• _Prompt_: Return all lines in the material below that contain "marker".

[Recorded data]
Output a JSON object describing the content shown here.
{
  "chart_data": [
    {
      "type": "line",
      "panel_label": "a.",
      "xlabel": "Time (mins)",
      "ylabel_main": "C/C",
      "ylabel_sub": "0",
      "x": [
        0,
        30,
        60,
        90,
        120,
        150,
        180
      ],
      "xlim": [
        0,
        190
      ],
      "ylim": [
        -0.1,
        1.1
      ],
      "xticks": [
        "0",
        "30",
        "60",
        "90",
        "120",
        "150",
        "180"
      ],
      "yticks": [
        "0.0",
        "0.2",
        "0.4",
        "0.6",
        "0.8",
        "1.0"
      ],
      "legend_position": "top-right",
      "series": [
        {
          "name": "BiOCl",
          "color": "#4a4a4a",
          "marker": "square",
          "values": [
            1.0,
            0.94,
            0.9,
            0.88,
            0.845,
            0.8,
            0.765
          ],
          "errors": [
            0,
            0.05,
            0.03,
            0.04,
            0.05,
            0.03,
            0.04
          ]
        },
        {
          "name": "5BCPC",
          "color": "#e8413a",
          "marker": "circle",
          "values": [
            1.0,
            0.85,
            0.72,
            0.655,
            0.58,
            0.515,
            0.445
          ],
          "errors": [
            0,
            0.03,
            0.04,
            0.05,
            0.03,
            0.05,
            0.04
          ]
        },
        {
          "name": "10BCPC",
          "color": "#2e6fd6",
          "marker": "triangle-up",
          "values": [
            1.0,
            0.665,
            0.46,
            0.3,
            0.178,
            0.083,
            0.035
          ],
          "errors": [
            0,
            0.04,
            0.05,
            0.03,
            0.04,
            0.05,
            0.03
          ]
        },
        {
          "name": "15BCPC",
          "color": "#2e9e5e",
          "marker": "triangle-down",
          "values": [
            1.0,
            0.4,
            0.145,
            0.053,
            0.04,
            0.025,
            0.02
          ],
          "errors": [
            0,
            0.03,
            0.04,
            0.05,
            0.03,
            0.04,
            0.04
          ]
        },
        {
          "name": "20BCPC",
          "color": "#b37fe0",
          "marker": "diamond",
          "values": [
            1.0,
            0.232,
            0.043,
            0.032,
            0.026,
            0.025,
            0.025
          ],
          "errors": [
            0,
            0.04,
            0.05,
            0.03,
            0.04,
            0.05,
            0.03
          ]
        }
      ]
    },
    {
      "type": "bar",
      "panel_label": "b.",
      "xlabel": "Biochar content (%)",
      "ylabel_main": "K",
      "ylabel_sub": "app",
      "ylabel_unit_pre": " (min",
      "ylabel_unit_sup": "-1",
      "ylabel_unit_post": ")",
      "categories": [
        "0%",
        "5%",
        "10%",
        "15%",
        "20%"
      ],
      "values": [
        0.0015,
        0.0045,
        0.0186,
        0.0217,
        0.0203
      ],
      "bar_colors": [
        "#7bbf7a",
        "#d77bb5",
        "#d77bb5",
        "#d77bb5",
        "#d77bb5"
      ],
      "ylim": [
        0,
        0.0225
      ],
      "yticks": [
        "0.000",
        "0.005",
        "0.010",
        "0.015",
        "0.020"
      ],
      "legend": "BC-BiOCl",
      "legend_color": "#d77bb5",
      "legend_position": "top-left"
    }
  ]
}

• _Output below_:
          "marker": "square",
          "marker": "circle",
          "marker": "triangle-up",
          "marker": "triangle-down",
          "marker": "diamond",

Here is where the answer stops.